SET TASK:
Only the number is wanted: how many lines hold the word "values"?
= = = = =
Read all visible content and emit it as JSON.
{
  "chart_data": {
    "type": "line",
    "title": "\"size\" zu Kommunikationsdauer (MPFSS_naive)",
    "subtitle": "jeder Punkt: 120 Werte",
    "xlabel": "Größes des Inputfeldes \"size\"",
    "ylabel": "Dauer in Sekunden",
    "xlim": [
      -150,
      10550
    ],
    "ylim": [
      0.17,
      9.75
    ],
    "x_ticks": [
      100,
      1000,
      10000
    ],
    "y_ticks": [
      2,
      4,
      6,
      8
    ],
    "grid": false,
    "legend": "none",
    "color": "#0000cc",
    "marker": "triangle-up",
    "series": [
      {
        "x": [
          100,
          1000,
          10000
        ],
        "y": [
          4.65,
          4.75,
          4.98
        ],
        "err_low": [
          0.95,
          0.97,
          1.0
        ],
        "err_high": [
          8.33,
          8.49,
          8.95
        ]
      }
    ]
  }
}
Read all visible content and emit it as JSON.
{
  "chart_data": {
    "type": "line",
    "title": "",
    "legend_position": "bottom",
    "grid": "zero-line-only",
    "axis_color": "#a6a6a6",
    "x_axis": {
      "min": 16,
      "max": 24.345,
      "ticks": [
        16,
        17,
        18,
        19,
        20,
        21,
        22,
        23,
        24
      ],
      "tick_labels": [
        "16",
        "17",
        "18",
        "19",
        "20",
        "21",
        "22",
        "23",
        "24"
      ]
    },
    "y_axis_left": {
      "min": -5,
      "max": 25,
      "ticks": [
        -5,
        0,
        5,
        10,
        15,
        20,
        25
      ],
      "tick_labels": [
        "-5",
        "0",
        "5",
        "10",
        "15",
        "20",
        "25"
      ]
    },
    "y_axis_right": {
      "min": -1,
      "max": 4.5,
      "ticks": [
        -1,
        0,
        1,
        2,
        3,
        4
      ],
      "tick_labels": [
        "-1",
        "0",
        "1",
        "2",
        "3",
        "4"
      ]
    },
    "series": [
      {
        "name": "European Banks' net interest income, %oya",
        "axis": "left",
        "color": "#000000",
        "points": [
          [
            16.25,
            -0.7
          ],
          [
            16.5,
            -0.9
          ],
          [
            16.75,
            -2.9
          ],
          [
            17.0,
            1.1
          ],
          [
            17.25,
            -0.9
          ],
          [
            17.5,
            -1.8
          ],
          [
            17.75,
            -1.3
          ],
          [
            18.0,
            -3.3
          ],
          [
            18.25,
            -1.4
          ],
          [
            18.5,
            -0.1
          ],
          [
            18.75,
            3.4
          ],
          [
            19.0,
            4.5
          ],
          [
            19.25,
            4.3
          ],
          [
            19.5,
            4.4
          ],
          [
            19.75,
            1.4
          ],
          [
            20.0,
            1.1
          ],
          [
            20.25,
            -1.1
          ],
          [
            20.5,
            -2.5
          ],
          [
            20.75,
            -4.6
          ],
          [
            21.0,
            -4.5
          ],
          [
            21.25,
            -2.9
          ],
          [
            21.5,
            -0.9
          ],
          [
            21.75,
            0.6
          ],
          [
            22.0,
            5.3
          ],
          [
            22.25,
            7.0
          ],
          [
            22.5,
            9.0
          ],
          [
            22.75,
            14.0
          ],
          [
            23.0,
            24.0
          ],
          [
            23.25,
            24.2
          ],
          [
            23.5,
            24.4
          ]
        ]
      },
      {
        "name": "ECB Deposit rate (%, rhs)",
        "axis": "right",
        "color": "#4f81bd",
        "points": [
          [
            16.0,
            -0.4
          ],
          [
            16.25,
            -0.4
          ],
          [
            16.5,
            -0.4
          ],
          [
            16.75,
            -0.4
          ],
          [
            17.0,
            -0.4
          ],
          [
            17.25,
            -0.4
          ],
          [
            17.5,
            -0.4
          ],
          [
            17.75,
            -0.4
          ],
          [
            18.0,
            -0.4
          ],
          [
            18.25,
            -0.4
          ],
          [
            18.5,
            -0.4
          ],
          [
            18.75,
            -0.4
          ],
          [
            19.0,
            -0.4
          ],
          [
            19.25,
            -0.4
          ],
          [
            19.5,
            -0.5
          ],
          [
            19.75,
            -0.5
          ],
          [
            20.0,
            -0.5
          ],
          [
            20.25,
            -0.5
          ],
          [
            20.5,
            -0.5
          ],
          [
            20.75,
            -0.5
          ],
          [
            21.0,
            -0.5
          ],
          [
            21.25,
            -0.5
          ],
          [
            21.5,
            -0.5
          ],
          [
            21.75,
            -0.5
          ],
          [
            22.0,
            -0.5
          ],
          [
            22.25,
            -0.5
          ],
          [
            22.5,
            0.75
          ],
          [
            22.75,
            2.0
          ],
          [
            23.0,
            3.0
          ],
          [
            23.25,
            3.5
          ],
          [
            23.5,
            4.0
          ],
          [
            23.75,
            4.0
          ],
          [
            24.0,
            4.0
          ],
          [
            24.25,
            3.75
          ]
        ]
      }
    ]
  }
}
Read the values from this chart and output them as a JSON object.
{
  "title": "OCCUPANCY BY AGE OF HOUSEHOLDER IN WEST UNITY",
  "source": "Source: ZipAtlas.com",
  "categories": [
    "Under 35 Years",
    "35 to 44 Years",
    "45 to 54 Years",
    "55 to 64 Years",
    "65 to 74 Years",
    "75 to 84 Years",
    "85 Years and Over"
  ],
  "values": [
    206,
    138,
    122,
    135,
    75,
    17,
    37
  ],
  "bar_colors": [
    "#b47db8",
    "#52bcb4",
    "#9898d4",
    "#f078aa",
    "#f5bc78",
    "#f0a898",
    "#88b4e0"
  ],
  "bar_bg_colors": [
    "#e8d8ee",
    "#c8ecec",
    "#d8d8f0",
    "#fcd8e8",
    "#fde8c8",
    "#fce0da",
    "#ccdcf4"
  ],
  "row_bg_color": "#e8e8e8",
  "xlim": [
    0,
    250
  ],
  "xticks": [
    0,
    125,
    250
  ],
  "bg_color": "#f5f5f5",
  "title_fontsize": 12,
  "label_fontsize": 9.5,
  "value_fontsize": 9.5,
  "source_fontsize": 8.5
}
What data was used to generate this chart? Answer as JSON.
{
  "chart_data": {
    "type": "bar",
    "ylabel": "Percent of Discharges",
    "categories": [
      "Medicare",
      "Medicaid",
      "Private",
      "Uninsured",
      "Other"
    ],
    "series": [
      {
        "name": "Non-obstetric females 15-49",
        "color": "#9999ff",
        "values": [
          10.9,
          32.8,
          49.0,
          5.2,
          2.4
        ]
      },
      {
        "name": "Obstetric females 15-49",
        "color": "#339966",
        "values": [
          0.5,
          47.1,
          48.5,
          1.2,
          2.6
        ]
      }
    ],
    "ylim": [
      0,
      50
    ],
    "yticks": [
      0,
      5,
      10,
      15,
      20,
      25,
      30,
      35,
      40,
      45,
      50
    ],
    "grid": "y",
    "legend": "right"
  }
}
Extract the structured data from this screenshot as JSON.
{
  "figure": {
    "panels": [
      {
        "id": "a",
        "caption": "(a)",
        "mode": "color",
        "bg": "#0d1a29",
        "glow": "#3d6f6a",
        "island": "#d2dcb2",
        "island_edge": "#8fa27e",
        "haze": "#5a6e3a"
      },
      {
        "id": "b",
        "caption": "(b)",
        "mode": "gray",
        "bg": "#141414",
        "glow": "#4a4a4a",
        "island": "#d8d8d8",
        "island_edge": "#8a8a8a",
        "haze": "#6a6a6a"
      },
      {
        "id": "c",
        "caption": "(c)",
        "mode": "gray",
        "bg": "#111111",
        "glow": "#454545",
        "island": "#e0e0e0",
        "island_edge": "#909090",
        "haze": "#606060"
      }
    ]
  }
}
= = = = =
RESULT FOR THIS EXERCISE:
4